Transcribe each of the records below exactly, excluding all pictures.

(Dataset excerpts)
+ + + + + + +

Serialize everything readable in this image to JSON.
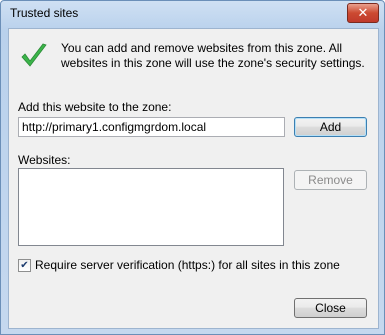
{
  "window": {
    "title": "Trusted sites"
  },
  "icons": {
    "close": "close-icon",
    "check": "checkmark-icon"
  },
  "intro": {
    "text": "You can add and remove websites from this zone. All websites in this zone will use the zone's security settings."
  },
  "add_site": {
    "label": "Add this website to the zone:",
    "value": "http://primary1.configmgrdom.local",
    "button": "Add"
  },
  "websites": {
    "label": "Websites:",
    "items": [],
    "remove_button": "Remove"
  },
  "https_option": {
    "checked": true,
    "label": "Require server verification (https:) for all sites in this zone"
  },
  "footer": {
    "close_button": "Close"
  },
  "colors": {
    "check_green": "#3bb44a",
    "close_red": "#c0392b"
  }
}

+ + + + + + +

EXPECTED ANSWER:
Serialize everything readable in this image to JSON.
{
  "window": {
    "title": "Trusted sites"
  },
  "icons": {
    "close": "close-icon",
    "check": "checkmark-icon"
  },
  "intro": {
    "text": "You can add and remove websites from this zone. All websites in this zone will use the zone's security settings."
  },
  "add_site": {
    "label": "Add this website to the zone:",
    "value": "http://primary1.configmgrdom.local",
    "button": "Add"
  },
  "websites": {
    "label": "Websites:",
    "items": [],
    "remove_button": "Remove"
  },
  "https_option": {
    "checked": true,
    "label": "Require server verification (https:) for all sites in this zone"
  },
  "footer": {
    "close_button": "Close"
  },
  "colors": {
    "check_green": "#3bb44a",
    "close_red": "#c0392b"
  }
}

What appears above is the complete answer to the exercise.